:: DATA FOR PROCESSING ::

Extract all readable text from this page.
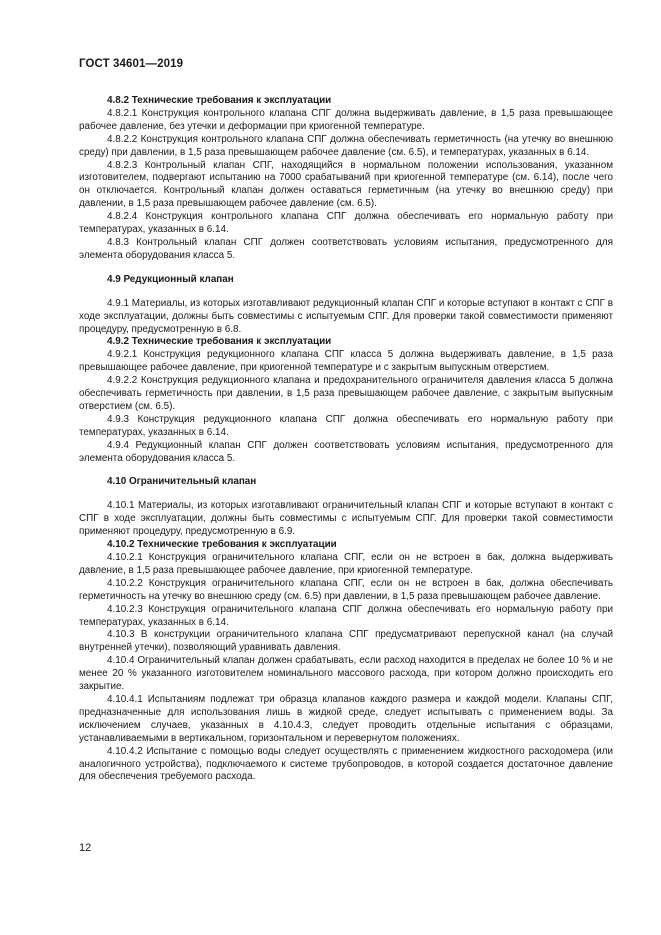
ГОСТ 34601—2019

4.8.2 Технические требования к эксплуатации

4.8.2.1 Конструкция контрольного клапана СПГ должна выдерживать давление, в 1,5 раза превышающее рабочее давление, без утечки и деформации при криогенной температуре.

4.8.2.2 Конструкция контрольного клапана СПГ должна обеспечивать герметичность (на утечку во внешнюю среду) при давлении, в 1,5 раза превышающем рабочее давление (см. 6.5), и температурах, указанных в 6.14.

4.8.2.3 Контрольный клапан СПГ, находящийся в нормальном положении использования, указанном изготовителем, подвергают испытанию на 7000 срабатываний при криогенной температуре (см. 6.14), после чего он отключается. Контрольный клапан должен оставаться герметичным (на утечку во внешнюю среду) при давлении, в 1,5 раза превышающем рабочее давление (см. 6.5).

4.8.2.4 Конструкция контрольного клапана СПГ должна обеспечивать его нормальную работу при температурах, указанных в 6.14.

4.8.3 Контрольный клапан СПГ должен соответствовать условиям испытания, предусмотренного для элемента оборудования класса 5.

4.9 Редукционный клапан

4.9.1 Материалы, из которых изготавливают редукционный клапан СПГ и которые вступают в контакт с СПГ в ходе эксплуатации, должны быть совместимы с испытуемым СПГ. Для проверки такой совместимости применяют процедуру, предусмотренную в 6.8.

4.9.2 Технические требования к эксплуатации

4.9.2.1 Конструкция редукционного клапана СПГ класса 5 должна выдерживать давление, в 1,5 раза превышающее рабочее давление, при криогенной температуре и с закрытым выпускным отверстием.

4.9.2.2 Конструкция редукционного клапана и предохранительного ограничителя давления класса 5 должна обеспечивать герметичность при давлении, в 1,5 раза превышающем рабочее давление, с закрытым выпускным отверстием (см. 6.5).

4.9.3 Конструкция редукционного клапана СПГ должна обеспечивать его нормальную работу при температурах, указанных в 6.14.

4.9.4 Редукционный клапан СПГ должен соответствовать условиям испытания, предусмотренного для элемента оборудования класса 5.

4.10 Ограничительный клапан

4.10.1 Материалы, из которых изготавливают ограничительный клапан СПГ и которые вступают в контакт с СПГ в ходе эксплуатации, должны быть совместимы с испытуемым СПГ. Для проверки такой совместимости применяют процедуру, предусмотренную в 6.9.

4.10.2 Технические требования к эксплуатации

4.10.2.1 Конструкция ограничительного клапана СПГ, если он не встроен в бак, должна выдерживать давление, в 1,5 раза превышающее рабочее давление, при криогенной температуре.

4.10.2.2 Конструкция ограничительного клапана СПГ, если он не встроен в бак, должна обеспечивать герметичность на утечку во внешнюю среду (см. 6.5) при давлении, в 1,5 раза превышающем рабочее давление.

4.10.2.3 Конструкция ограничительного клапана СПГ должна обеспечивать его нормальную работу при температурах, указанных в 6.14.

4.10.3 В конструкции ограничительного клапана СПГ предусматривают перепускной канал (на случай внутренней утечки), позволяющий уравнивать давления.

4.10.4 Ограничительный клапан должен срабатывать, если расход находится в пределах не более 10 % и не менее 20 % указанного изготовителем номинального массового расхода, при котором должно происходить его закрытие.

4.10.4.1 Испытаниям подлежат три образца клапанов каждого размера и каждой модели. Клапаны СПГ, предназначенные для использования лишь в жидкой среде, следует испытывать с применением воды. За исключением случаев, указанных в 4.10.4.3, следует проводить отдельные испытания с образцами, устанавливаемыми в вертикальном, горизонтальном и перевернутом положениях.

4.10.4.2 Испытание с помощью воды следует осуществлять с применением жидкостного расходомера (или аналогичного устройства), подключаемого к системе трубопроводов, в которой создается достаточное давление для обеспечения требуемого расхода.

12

:::
:: DATA FOR PROCESSING ::

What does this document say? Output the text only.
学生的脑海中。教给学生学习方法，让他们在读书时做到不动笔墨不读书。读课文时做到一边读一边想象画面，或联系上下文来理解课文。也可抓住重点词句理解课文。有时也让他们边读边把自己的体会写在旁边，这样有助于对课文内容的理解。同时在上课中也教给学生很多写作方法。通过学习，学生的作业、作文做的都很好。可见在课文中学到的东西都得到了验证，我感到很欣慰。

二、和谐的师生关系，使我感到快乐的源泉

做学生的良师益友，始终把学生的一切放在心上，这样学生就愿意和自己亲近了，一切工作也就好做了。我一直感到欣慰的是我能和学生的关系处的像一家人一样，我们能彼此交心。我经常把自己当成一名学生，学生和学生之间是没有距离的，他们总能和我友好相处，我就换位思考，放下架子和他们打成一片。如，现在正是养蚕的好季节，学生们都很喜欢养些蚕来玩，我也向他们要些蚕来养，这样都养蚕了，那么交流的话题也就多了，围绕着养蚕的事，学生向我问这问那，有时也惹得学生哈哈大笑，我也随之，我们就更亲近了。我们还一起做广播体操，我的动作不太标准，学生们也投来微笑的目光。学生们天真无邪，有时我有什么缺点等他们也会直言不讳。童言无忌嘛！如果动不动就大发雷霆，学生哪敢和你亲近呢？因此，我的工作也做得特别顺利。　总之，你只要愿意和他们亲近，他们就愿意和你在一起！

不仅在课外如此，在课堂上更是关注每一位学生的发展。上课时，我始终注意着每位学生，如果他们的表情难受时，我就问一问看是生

:::
:: DATA FOR PROCESSING ::

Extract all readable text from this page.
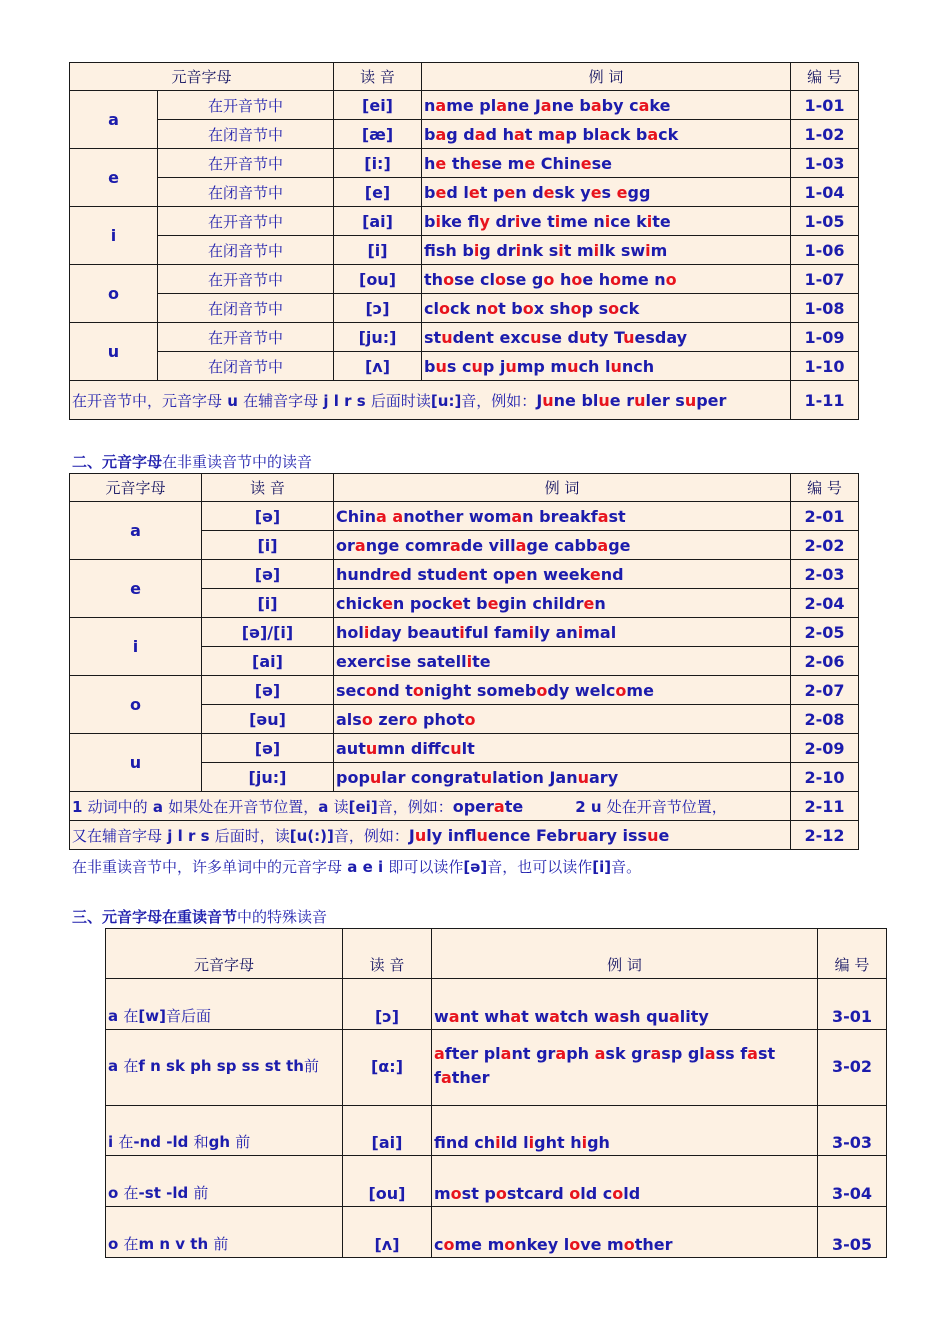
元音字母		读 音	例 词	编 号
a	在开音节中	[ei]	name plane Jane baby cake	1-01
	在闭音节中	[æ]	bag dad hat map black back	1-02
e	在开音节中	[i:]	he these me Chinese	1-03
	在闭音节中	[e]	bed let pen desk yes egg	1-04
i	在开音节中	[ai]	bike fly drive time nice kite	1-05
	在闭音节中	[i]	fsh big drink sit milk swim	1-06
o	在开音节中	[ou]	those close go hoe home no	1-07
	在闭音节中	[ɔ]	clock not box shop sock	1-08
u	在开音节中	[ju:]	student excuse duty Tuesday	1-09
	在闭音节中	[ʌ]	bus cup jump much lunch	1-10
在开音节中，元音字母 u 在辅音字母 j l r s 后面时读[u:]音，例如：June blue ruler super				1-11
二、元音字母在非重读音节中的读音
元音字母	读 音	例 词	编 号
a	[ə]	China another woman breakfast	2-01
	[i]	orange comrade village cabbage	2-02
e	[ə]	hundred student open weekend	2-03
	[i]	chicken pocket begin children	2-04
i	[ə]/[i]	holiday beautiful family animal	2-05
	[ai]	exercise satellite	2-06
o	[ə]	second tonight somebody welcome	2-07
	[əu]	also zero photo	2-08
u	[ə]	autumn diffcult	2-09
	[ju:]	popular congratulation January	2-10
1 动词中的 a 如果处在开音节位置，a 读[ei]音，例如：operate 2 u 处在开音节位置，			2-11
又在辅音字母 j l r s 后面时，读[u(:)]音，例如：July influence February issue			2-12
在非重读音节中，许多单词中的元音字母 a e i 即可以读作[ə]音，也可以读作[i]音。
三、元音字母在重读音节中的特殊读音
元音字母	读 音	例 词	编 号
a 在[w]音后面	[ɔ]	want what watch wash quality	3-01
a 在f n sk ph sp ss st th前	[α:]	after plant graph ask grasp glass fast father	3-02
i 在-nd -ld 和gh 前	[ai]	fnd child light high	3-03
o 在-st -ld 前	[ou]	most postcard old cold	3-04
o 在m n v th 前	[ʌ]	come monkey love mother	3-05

:::

● YOUR GOAL
Locate and copy each line in the data above that includes the word "использования".

● FINISHED TASK
4.8.2.3 Контрольный клапан СПГ, находящийся в нормальном положении использования, указанном изготовителем, подвергают испытанию на 7000 срабатываний при криогенной температуре (см. 6.14), после чего он отключается. Контрольный клапан должен оставаться герметичным (на утечку во внешнюю среду) при давлении, в 1,5 раза превышающем рабочее давление (см. 6.5).
4.10.4.1 Испытаниям подлежат три образца клапанов каждого размера и каждой модели. Клапаны СПГ, предназначенные для использования лишь в жидкой среде, следует испытывать с применением воды. За исключением случаев, указанных в 4.10.4.3, следует проводить отдельные испытания с образцами, устанавливаемыми в вертикальном, горизонтальном и перевернутом положениях.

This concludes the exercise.